# WHAT YOU WILL DO
Begin at the line that contains "Output the text content of this document." and quote each line exactly through the last one. Leave pictures out.

# Collected data entries
** Begin **

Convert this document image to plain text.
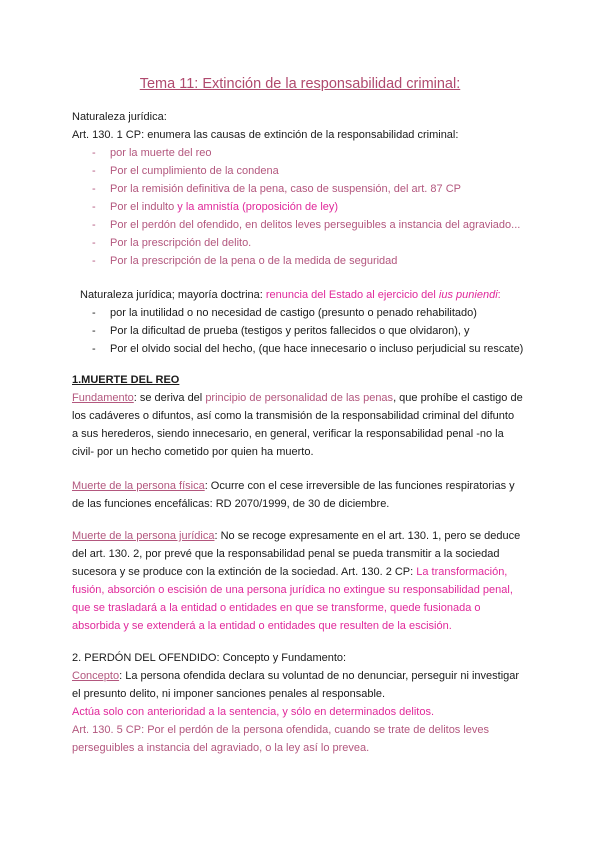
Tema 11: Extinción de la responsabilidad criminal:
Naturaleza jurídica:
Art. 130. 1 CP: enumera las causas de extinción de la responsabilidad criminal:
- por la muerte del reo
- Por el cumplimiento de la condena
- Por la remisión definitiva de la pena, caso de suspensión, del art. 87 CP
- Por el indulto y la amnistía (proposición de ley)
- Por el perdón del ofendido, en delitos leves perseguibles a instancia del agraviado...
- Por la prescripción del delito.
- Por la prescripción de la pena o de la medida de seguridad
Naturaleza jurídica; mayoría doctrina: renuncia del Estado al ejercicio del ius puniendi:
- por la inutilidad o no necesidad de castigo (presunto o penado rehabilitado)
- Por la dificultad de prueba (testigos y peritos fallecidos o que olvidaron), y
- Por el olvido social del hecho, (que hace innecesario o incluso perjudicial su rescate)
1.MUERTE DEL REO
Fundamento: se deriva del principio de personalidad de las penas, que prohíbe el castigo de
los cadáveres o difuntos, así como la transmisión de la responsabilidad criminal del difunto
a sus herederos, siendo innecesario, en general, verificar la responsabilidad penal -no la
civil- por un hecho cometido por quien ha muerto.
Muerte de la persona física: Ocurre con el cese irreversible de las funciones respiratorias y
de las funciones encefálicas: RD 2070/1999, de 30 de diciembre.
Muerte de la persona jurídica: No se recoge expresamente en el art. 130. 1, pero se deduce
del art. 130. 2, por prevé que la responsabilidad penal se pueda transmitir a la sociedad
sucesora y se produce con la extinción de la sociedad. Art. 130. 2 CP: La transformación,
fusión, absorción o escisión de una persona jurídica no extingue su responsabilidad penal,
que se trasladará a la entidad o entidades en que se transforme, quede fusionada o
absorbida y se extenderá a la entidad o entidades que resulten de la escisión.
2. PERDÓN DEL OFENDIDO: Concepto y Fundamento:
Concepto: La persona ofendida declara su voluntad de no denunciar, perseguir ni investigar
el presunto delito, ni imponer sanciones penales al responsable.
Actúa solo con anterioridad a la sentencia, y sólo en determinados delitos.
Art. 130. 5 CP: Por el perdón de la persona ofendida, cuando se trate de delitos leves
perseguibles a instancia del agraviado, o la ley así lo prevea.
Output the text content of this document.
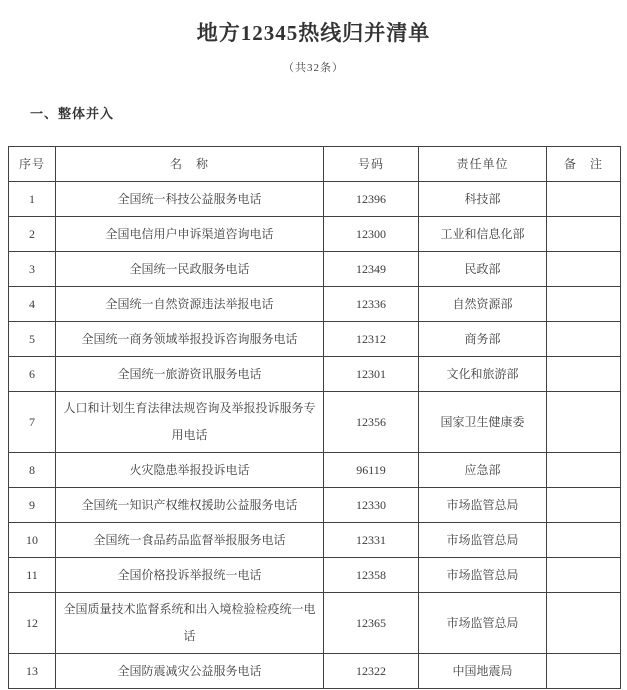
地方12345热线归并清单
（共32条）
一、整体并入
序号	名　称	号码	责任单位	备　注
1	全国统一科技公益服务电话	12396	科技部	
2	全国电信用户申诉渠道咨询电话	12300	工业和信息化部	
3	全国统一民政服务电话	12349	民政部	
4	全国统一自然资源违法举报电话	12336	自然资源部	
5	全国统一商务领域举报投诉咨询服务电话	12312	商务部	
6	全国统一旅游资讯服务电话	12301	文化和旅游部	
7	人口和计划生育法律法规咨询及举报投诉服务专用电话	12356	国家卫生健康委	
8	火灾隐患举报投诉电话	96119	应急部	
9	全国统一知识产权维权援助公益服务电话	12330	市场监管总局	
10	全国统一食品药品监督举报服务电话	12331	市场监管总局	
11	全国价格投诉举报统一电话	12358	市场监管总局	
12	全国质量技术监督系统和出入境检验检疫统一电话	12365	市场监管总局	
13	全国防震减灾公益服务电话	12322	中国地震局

** End **

# EXERCISE RESPONSE
Output the text content of this document.
地方12345热线归并清单
（共32条）
一、整体并入
序号	名　称	号码	责任单位	备　注
1	全国统一科技公益服务电话	12396	科技部	
2	全国电信用户申诉渠道咨询电话	12300	工业和信息化部	
3	全国统一民政服务电话	12349	民政部	
4	全国统一自然资源违法举报电话	12336	自然资源部	
5	全国统一商务领域举报投诉咨询服务电话	12312	商务部	
6	全国统一旅游资讯服务电话	12301	文化和旅游部	
7	人口和计划生育法律法规咨询及举报投诉服务专用电话	12356	国家卫生健康委	
8	火灾隐患举报投诉电话	96119	应急部	
9	全国统一知识产权维权援助公益服务电话	12330	市场监管总局	
10	全国统一食品药品监督举报服务电话	12331	市场监管总局	
11	全国价格投诉举报统一电话	12358	市场监管总局	
12	全国质量技术监督系统和出入境检验检疫统一电话	12365	市场监管总局	
13	全国防震减灾公益服务电话	12322	中国地震局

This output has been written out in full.